**Provided records**

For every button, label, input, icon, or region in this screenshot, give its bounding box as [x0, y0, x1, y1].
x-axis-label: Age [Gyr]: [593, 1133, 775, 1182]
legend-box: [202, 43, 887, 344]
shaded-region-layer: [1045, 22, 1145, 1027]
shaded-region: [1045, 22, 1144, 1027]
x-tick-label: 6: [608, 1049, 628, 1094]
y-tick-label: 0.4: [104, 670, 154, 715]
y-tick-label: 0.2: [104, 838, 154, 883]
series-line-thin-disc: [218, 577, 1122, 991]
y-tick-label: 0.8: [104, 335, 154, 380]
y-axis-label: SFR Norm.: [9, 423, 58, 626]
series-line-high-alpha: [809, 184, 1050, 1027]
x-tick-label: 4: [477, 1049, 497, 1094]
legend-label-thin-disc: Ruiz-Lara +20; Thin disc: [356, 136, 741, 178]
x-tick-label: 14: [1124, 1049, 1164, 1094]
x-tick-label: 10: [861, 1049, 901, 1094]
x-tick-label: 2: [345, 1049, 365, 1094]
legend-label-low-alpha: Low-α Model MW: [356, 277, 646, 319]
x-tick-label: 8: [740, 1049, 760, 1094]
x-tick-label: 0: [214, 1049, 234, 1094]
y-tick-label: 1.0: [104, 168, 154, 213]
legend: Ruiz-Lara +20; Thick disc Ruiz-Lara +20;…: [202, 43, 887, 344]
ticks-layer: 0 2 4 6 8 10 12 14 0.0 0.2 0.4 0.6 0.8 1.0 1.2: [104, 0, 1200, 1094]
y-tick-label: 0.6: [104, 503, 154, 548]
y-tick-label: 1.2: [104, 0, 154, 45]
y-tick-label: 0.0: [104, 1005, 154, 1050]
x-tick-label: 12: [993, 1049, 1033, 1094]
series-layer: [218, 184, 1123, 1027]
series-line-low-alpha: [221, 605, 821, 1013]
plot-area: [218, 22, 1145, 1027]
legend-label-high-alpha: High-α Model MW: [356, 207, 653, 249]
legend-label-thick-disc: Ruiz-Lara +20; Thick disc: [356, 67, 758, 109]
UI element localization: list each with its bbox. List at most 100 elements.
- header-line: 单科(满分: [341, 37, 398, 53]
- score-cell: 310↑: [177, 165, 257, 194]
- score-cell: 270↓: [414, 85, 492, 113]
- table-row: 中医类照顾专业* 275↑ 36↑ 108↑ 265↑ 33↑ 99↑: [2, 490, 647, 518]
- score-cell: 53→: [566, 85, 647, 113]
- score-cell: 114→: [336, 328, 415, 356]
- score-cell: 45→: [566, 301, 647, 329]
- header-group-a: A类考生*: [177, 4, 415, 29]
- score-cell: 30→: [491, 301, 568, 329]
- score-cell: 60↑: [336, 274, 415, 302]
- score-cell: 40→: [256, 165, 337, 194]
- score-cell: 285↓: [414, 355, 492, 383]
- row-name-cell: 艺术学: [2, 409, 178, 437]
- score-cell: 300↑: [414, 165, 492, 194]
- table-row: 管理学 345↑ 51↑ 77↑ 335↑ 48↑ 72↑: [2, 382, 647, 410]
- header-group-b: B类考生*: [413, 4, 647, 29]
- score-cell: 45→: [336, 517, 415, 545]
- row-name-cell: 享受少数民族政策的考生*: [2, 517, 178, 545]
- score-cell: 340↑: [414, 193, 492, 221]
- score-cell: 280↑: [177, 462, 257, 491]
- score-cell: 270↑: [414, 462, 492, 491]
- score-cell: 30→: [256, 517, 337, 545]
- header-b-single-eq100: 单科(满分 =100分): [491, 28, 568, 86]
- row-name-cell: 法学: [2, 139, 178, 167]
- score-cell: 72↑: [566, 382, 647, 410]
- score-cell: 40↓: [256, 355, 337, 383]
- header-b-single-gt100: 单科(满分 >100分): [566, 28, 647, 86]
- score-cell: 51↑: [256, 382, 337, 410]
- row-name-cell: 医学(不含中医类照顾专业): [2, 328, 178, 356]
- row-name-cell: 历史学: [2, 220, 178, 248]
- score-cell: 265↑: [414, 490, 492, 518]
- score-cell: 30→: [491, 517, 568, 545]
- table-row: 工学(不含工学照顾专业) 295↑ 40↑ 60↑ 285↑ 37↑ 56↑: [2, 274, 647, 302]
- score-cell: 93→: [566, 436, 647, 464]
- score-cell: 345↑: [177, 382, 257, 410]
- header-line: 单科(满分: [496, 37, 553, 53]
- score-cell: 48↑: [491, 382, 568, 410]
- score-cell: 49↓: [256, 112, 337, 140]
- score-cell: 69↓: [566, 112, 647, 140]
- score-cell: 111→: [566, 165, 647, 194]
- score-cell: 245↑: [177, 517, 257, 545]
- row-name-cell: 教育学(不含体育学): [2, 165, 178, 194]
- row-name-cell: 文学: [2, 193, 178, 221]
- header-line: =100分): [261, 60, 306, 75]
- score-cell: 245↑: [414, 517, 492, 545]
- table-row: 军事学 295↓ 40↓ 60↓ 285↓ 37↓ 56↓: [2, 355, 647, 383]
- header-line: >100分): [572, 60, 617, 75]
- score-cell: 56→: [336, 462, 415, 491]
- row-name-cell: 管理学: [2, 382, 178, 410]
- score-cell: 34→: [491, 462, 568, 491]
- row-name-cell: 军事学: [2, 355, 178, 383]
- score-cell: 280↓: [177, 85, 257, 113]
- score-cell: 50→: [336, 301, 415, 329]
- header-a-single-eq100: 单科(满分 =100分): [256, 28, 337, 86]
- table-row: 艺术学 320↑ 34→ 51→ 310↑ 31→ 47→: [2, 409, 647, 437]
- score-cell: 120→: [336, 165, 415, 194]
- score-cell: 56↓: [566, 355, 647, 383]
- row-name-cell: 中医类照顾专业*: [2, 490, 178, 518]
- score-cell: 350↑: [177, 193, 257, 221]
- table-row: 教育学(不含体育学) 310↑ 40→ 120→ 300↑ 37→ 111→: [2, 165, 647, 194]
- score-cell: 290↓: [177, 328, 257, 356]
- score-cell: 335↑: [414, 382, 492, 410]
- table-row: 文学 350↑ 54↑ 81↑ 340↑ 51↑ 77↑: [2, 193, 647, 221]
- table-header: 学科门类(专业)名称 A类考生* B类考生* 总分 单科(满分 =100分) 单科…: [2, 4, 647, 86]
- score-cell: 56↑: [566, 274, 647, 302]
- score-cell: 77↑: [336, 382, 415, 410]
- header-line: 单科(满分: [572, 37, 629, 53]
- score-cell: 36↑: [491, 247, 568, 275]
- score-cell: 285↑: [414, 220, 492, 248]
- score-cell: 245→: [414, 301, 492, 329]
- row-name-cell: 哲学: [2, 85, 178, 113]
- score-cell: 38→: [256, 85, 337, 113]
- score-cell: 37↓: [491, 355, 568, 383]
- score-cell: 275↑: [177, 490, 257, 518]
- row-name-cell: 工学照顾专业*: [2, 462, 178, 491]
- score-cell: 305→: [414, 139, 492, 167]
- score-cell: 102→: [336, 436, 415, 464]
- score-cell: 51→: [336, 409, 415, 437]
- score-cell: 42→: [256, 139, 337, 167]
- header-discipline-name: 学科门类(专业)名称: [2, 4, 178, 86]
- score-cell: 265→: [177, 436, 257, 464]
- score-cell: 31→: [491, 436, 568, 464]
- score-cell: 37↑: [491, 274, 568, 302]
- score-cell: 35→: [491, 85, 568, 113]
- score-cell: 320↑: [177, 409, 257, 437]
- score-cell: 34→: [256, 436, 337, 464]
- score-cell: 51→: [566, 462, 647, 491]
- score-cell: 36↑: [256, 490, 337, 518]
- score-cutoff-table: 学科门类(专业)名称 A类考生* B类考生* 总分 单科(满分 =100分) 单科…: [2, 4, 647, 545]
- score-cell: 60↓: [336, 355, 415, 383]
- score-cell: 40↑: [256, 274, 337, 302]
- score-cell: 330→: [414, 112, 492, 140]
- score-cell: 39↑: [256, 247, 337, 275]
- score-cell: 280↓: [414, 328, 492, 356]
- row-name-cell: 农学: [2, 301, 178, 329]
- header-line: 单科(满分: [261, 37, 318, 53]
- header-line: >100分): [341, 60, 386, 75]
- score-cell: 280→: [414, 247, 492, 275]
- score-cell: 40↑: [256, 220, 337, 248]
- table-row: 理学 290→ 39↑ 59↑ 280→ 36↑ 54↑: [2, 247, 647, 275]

**Problem**
How many lines in the items above contain the string "不含体育学"? Reply with only the number.

**Answer to the exercise**
2